#### EXERCISE TASK
Set all the material down again unchanged, without the pictures.

┄┄┄┄┄┄┄┄┄┄┄┄┄┄┄┄┄┄┄┄

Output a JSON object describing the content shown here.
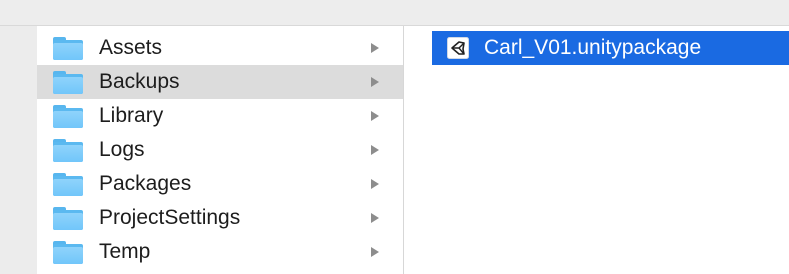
{
  "colors": {
    "selection_blue": "#1a6ae2",
    "selection_gray": "#dcdcdc",
    "folder_blue": "#71c6fa"
  },
  "folders": [
    {
      "label": "Assets",
      "icon": "folder-icon",
      "has_children": true,
      "selected": false
    },
    {
      "label": "Backups",
      "icon": "folder-icon",
      "has_children": true,
      "selected": true
    },
    {
      "label": "Library",
      "icon": "folder-icon",
      "has_children": true,
      "selected": false
    },
    {
      "label": "Logs",
      "icon": "folder-icon",
      "has_children": true,
      "selected": false
    },
    {
      "label": "Packages",
      "icon": "folder-icon",
      "has_children": true,
      "selected": false
    },
    {
      "label": "ProjectSettings",
      "icon": "folder-icon",
      "has_children": true,
      "selected": false
    },
    {
      "label": "Temp",
      "icon": "folder-icon",
      "has_children": true,
      "selected": false
    }
  ],
  "files": [
    {
      "label": "Carl_V01.unitypackage",
      "icon": "unity-package-icon",
      "selected": true
    }
  ]
}
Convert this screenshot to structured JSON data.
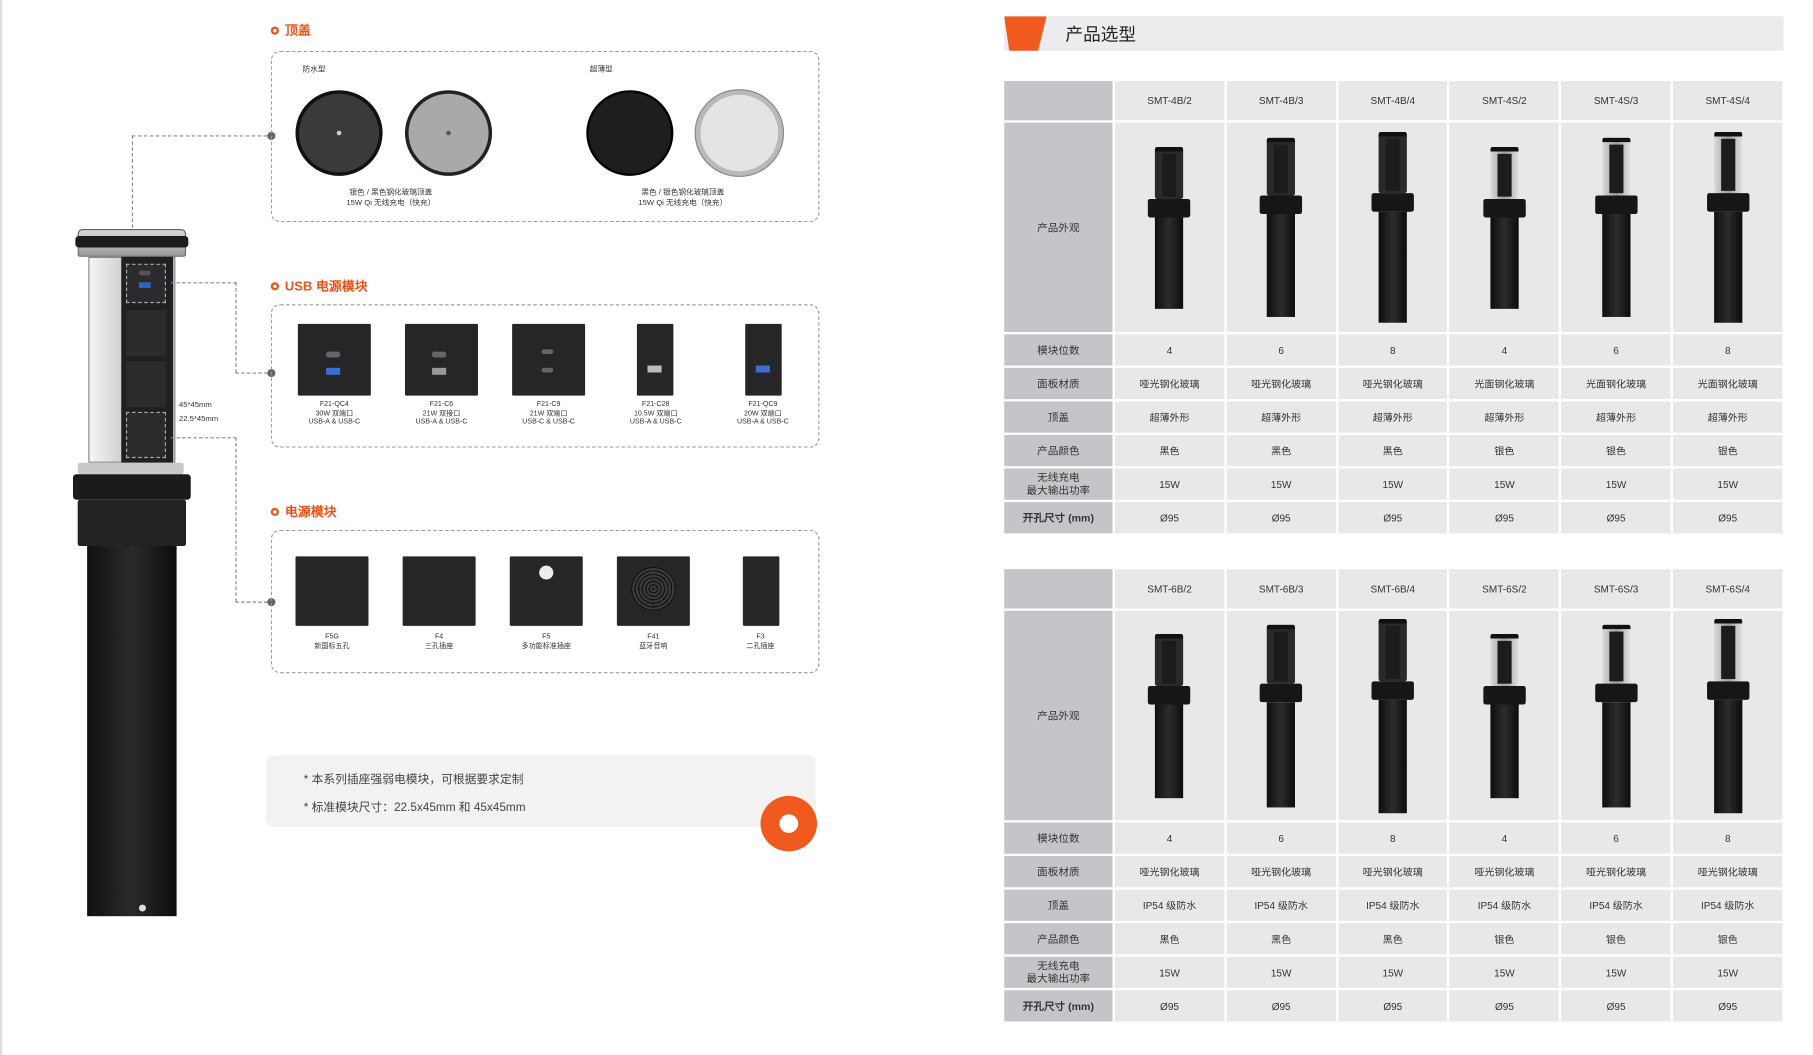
{
  "left": {
    "section_top": "顶盖",
    "section_usb": "USB 电源模块",
    "section_power": "电源模块",
    "top_box": {
      "group1_label": "防水型",
      "group2_label": "超薄型",
      "caption1_line1": "银色 / 黑色钢化玻璃顶盖",
      "caption1_line2": "15W Qi 无线充电（快充）",
      "caption2_line1": "黑色 / 银色钢化玻璃顶盖",
      "caption2_line2": "15W Qi 无线充电（快充）"
    },
    "usb_modules": [
      {
        "code": "F21-QC4",
        "spec": "30W 双端口",
        "ports": "USB-A & USB-C"
      },
      {
        "code": "F21-C6",
        "spec": "21W 双接口",
        "ports": "USB-A & USB-C"
      },
      {
        "code": "F21-C9",
        "spec": "21W 双端口",
        "ports": "USB-C & USB-C"
      },
      {
        "code": "F21-C28",
        "spec": "10.5W 双端口",
        "ports": "USB-A & USB-C"
      },
      {
        "code": "F21-QC9",
        "spec": "20W 双端口",
        "ports": "USB-A & USB-C"
      }
    ],
    "power_modules": [
      {
        "code": "F5G",
        "name": "新国标五孔"
      },
      {
        "code": "F4",
        "name": "三孔插座"
      },
      {
        "code": "F5",
        "name": "多功能标准插座"
      },
      {
        "code": "F41",
        "name": "蓝牙音响"
      },
      {
        "code": "F3",
        "name": "二孔插座"
      }
    ],
    "dim_label_1": "45*45mm",
    "dim_label_2": "22.5*45mm",
    "notes": [
      "* 本系列插座强弱电模块，可根据要求定制",
      "* 标准模块尺寸：22.5x45mm 和 45x45mm"
    ]
  },
  "right": {
    "title": "产品选型",
    "row_labels": {
      "appearance": "产品外观",
      "slots": "模块位数",
      "panel": "面板材质",
      "cover": "顶盖",
      "color": "产品颜色",
      "wireless_line1": "无线充电",
      "wireless_line2": "最大输出功率",
      "cutout": "开孔尺寸 (mm)"
    },
    "table1": {
      "models": [
        "SMT-4B/2",
        "SMT-4B/3",
        "SMT-4B/4",
        "SMT-4S/2",
        "SMT-4S/3",
        "SMT-4S/4"
      ],
      "slots": [
        "4",
        "6",
        "8",
        "4",
        "6",
        "8"
      ],
      "panel": [
        "哑光钢化玻璃",
        "哑光钢化玻璃",
        "哑光钢化玻璃",
        "光面钢化玻璃",
        "光面钢化玻璃",
        "光面钢化玻璃"
      ],
      "cover": [
        "超薄外形",
        "超薄外形",
        "超薄外形",
        "超薄外形",
        "超薄外形",
        "超薄外形"
      ],
      "color": [
        "黑色",
        "黑色",
        "黑色",
        "银色",
        "银色",
        "银色"
      ],
      "wireless": [
        "15W",
        "15W",
        "15W",
        "15W",
        "15W",
        "15W"
      ],
      "cutout": [
        "Ø95",
        "Ø95",
        "Ø95",
        "Ø95",
        "Ø95",
        "Ø95"
      ]
    },
    "table2": {
      "models": [
        "SMT-6B/2",
        "SMT-6B/3",
        "SMT-6B/4",
        "SMT-6S/2",
        "SMT-6S/3",
        "SMT-6S/4"
      ],
      "slots": [
        "4",
        "6",
        "8",
        "4",
        "6",
        "8"
      ],
      "panel": [
        "哑光钢化玻璃",
        "哑光钢化玻璃",
        "哑光钢化玻璃",
        "哑光钢化玻璃",
        "哑光钢化玻璃",
        "哑光钢化玻璃"
      ],
      "cover": [
        "IP54 级防水",
        "IP54 级防水",
        "IP54 级防水",
        "IP54 级防水",
        "IP54 级防水",
        "IP54 级防水"
      ],
      "color": [
        "黑色",
        "黑色",
        "黑色",
        "银色",
        "银色",
        "银色"
      ],
      "wireless": [
        "15W",
        "15W",
        "15W",
        "15W",
        "15W",
        "15W"
      ],
      "cutout": [
        "Ø95",
        "Ø95",
        "Ø95",
        "Ø95",
        "Ø95",
        "Ø95"
      ]
    }
  },
  "colors": {
    "accent": "#e8541c",
    "header_gray": "#c4c5c9",
    "cell_gray": "#e8e8ea",
    "title_bar": "#ececee"
  }
}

┄┄┄┄┄┄┄┄┄┄┄┄┄┄┄┄┄┄┄┄

#### TASK RESULT
Output a JSON object describing the content shown here.
{
  "colors": {
    "selection_blue": "#1a6ae2",
    "selection_gray": "#dcdcdc",
    "folder_blue": "#71c6fa"
  },
  "folders": [
    {
      "label": "Assets",
      "icon": "folder-icon",
      "has_children": true,
      "selected": false
    },
    {
      "label": "Backups",
      "icon": "folder-icon",
      "has_children": true,
      "selected": true
    },
    {
      "label": "Library",
      "icon": "folder-icon",
      "has_children": true,
      "selected": false
    },
    {
      "label": "Logs",
      "icon": "folder-icon",
      "has_children": true,
      "selected": false
    },
    {
      "label": "Packages",
      "icon": "folder-icon",
      "has_children": true,
      "selected": false
    },
    {
      "label": "ProjectSettings",
      "icon": "folder-icon",
      "has_children": true,
      "selected": false
    },
    {
      "label": "Temp",
      "icon": "folder-icon",
      "has_children": true,
      "selected": false
    }
  ],
  "files": [
    {
      "label": "Carl_V01.unitypackage",
      "icon": "unity-package-icon",
      "selected": true
    }
  ]
}
Convert this screenshot to structured JSON data.
{
  "left": {
    "section_top": "顶盖",
    "section_usb": "USB 电源模块",
    "section_power": "电源模块",
    "top_box": {
      "group1_label": "防水型",
      "group2_label": "超薄型",
      "caption1_line1": "银色 / 黑色钢化玻璃顶盖",
      "caption1_line2": "15W Qi 无线充电（快充）",
      "caption2_line1": "黑色 / 银色钢化玻璃顶盖",
      "caption2_line2": "15W Qi 无线充电（快充）"
    },
    "usb_modules": [
      {
        "code": "F21-QC4",
        "spec": "30W 双端口",
        "ports": "USB-A & USB-C"
      },
      {
        "code": "F21-C6",
        "spec": "21W 双接口",
        "ports": "USB-A & USB-C"
      },
      {
        "code": "F21-C9",
        "spec": "21W 双端口",
        "ports": "USB-C & USB-C"
      },
      {
        "code": "F21-C28",
        "spec": "10.5W 双端口",
        "ports": "USB-A & USB-C"
      },
      {
        "code": "F21-QC9",
        "spec": "20W 双端口",
        "ports": "USB-A & USB-C"
      }
    ],
    "power_modules": [
      {
        "code": "F5G",
        "name": "新国标五孔"
      },
      {
        "code": "F4",
        "name": "三孔插座"
      },
      {
        "code": "F5",
        "name": "多功能标准插座"
      },
      {
        "code": "F41",
        "name": "蓝牙音响"
      },
      {
        "code": "F3",
        "name": "二孔插座"
      }
    ],
    "dim_label_1": "45*45mm",
    "dim_label_2": "22.5*45mm",
    "notes": [
      "* 本系列插座强弱电模块，可根据要求定制",
      "* 标准模块尺寸：22.5x45mm 和 45x45mm"
    ]
  },
  "right": {
    "title": "产品选型",
    "row_labels": {
      "appearance": "产品外观",
      "slots": "模块位数",
      "panel": "面板材质",
      "cover": "顶盖",
      "color": "产品颜色",
      "wireless_line1": "无线充电",
      "wireless_line2": "最大输出功率",
      "cutout": "开孔尺寸 (mm)"
    },
    "table1": {
      "models": [
        "SMT-4B/2",
        "SMT-4B/3",
        "SMT-4B/4",
        "SMT-4S/2",
        "SMT-4S/3",
        "SMT-4S/4"
      ],
      "slots": [
        "4",
        "6",
        "8",
        "4",
        "6",
        "8"
      ],
      "panel": [
        "哑光钢化玻璃",
        "哑光钢化玻璃",
        "哑光钢化玻璃",
        "光面钢化玻璃",
        "光面钢化玻璃",
        "光面钢化玻璃"
      ],
      "cover": [
        "超薄外形",
        "超薄外形",
        "超薄外形",
        "超薄外形",
        "超薄外形",
        "超薄外形"
      ],
      "color": [
        "黑色",
        "黑色",
        "黑色",
        "银色",
        "银色",
        "银色"
      ],
      "wireless": [
        "15W",
        "15W",
        "15W",
        "15W",
        "15W",
        "15W"
      ],
      "cutout": [
        "Ø95",
        "Ø95",
        "Ø95",
        "Ø95",
        "Ø95",
        "Ø95"
      ]
    },
    "table2": {
      "models": [
        "SMT-6B/2",
        "SMT-6B/3",
        "SMT-6B/4",
        "SMT-6S/2",
        "SMT-6S/3",
        "SMT-6S/4"
      ],
      "slots": [
        "4",
        "6",
        "8",
        "4",
        "6",
        "8"
      ],
      "panel": [
        "哑光钢化玻璃",
        "哑光钢化玻璃",
        "哑光钢化玻璃",
        "哑光钢化玻璃",
        "哑光钢化玻璃",
        "哑光钢化玻璃"
      ],
      "cover": [
        "IP54 级防水",
        "IP54 级防水",
        "IP54 级防水",
        "IP54 级防水",
        "IP54 级防水",
        "IP54 级防水"
      ],
      "color": [
        "黑色",
        "黑色",
        "黑色",
        "银色",
        "银色",
        "银色"
      ],
      "wireless": [
        "15W",
        "15W",
        "15W",
        "15W",
        "15W",
        "15W"
      ],
      "cutout": [
        "Ø95",
        "Ø95",
        "Ø95",
        "Ø95",
        "Ø95",
        "Ø95"
      ]
    }
  },
  "colors": {
    "accent": "#e8541c",
    "header_gray": "#c4c5c9",
    "cell_gray": "#e8e8ea",
    "title_bar": "#ececee"
  }
}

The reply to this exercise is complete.